Tally the lines with the word "April" and report the number alone.
::: Records to use
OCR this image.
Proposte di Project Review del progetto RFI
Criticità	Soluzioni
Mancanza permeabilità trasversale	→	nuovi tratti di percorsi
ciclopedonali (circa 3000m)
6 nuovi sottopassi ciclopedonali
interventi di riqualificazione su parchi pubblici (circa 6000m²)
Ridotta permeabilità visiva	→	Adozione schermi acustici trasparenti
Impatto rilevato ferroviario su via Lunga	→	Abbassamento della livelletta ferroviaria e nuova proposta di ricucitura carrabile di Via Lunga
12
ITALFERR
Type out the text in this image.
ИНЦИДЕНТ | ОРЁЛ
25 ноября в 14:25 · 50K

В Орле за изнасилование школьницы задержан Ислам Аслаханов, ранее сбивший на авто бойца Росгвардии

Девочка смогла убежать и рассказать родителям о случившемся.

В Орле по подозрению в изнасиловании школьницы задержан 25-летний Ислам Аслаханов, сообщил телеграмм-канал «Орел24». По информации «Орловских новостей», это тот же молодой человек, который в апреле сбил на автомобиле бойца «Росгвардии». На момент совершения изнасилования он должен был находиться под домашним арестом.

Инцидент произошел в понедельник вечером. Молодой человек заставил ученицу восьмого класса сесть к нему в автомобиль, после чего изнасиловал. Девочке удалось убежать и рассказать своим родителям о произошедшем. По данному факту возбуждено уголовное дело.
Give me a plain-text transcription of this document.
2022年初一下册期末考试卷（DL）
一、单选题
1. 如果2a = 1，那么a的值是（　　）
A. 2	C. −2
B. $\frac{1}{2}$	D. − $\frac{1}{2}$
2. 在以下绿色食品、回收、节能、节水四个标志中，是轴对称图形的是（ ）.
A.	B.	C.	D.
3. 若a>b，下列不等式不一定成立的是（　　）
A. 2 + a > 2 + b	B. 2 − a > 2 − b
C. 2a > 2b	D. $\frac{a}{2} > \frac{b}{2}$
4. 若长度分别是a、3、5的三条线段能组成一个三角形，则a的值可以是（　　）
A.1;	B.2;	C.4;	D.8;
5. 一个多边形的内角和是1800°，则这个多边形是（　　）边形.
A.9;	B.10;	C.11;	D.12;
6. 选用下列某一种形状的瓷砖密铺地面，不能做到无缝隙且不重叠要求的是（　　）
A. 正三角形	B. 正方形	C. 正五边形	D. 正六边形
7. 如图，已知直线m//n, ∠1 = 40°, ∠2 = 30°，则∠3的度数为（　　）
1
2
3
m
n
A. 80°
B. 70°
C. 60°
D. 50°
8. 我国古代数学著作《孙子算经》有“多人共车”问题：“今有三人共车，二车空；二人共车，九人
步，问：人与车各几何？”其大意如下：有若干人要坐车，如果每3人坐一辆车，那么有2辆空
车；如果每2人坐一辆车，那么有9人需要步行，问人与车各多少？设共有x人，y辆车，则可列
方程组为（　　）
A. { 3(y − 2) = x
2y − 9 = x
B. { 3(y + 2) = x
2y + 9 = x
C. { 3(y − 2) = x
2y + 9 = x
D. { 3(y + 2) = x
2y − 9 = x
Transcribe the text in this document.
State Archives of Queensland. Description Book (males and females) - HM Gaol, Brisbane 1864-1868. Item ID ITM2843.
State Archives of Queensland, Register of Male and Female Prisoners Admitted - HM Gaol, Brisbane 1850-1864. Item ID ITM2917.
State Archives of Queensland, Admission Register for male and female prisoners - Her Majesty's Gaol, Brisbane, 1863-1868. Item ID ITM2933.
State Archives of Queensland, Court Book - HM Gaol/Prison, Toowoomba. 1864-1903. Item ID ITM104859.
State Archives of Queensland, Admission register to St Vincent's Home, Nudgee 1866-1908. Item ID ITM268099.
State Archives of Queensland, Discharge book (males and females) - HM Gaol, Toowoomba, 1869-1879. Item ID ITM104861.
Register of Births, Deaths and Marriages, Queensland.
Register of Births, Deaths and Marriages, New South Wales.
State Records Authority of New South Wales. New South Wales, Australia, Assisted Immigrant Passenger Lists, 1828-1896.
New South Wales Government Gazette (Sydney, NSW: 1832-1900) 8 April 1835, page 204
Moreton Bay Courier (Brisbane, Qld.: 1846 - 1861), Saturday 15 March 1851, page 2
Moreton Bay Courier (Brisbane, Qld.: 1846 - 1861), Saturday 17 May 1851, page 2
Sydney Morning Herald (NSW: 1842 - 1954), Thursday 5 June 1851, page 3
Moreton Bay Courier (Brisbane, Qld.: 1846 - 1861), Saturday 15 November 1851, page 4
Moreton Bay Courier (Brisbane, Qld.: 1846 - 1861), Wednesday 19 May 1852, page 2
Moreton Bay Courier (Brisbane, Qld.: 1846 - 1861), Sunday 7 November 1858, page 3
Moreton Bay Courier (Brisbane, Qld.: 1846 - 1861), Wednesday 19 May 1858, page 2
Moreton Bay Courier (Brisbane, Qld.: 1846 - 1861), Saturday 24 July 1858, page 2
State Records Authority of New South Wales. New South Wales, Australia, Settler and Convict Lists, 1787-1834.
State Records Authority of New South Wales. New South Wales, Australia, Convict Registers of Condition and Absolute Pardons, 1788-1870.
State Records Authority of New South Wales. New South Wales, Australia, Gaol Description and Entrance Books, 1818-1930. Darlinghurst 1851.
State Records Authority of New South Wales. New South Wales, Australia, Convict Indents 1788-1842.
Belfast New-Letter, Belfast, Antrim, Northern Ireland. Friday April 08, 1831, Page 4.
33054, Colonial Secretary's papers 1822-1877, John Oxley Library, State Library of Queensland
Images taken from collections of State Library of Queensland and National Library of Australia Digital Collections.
::::::
▶ [Problem solution]: 2